+++ Records to use +++
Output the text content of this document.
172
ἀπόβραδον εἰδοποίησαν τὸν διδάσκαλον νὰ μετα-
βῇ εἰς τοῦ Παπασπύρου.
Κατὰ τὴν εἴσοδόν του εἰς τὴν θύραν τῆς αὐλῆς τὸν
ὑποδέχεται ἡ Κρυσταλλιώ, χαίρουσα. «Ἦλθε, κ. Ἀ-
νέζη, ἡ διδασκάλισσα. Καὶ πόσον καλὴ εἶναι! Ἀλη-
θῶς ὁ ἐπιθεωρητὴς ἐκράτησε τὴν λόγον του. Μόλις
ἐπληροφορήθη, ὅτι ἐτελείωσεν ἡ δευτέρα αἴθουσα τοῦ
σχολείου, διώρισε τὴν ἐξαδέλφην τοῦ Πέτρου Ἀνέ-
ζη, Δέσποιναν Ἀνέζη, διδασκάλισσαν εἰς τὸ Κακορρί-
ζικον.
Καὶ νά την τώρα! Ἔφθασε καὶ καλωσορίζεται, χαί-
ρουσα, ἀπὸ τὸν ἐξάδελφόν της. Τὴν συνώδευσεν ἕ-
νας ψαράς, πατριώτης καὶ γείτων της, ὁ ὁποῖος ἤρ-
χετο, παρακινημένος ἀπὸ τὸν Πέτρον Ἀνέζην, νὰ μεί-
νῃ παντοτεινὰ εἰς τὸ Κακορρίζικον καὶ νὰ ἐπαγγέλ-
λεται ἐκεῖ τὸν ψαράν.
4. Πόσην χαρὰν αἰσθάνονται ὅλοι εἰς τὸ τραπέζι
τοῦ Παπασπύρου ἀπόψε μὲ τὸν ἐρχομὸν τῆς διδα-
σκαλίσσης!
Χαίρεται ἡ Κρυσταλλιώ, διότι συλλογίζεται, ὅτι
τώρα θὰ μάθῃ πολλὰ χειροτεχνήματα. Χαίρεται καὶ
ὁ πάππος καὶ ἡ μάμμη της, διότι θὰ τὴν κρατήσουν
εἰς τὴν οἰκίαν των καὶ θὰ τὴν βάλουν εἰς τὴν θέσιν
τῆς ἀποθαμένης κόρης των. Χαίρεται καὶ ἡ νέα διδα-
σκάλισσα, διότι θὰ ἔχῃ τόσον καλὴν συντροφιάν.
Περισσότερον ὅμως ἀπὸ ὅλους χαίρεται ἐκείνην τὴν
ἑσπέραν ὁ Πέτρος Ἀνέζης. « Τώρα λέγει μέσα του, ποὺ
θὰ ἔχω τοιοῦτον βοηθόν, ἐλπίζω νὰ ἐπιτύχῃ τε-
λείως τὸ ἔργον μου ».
+++
#### Exercise aim
Your task is to quote all of the data word for word.

#### Completed exercise
Output the text content of this document.
172
ἀπόβραδον εἰδοποίησαν τὸν διδάσκαλον νὰ μετα-
βῇ εἰς τοῦ Παπασπύρου.
Κατὰ τὴν εἴσοδόν του εἰς τὴν θύραν τῆς αὐλῆς τὸν
ὑποδέχεται ἡ Κρυσταλλιώ, χαίρουσα. «Ἦλθε, κ. Ἀ-
νέζη, ἡ διδασκάλισσα. Καὶ πόσον καλὴ εἶναι! Ἀλη-
θῶς ὁ ἐπιθεωρητὴς ἐκράτησε τὴν λόγον του. Μόλις
ἐπληροφορήθη, ὅτι ἐτελείωσεν ἡ δευτέρα αἴθουσα τοῦ
σχολείου, διώρισε τὴν ἐξαδέλφην τοῦ Πέτρου Ἀνέ-
ζη, Δέσποιναν Ἀνέζη, διδασκάλισσαν εἰς τὸ Κακορρί-
ζικον.
Καὶ νά την τώρα! Ἔφθασε καὶ καλωσορίζεται, χαί-
ρουσα, ἀπὸ τὸν ἐξάδελφόν της. Τὴν συνώδευσεν ἕ-
νας ψαράς, πατριώτης καὶ γείτων της, ὁ ὁποῖος ἤρ-
χετο, παρακινημένος ἀπὸ τὸν Πέτρον Ἀνέζην, νὰ μεί-
νῃ παντοτεινὰ εἰς τὸ Κακορρίζικον καὶ νὰ ἐπαγγέλ-
λεται ἐκεῖ τὸν ψαράν.
4. Πόσην χαρὰν αἰσθάνονται ὅλοι εἰς τὸ τραπέζι
τοῦ Παπασπύρου ἀπόψε μὲ τὸν ἐρχομὸν τῆς διδα-
σκαλίσσης!
Χαίρεται ἡ Κρυσταλλιώ, διότι συλλογίζεται, ὅτι
τώρα θὰ μάθῃ πολλὰ χειροτεχνήματα. Χαίρεται καὶ
ὁ πάππος καὶ ἡ μάμμη της, διότι θὰ τὴν κρατήσουν
εἰς τὴν οἰκίαν των καὶ θὰ τὴν βάλουν εἰς τὴν θέσιν
τῆς ἀποθαμένης κόρης των. Χαίρεται καὶ ἡ νέα διδα-
σκάλισσα, διότι θὰ ἔχῃ τόσον καλὴν συντροφιάν.
Περισσότερον ὅμως ἀπὸ ὅλους χαίρεται ἐκείνην τὴν
ἑσπέραν ὁ Πέτρος Ἀνέζης. « Τώρα λέγει μέσα του, ποὺ
θὰ ἔχω τοιοῦτον βοηθόν, ἐλπίζω νὰ ἐπιτύχῃ τε-
λείως τὸ ἔργον μου ».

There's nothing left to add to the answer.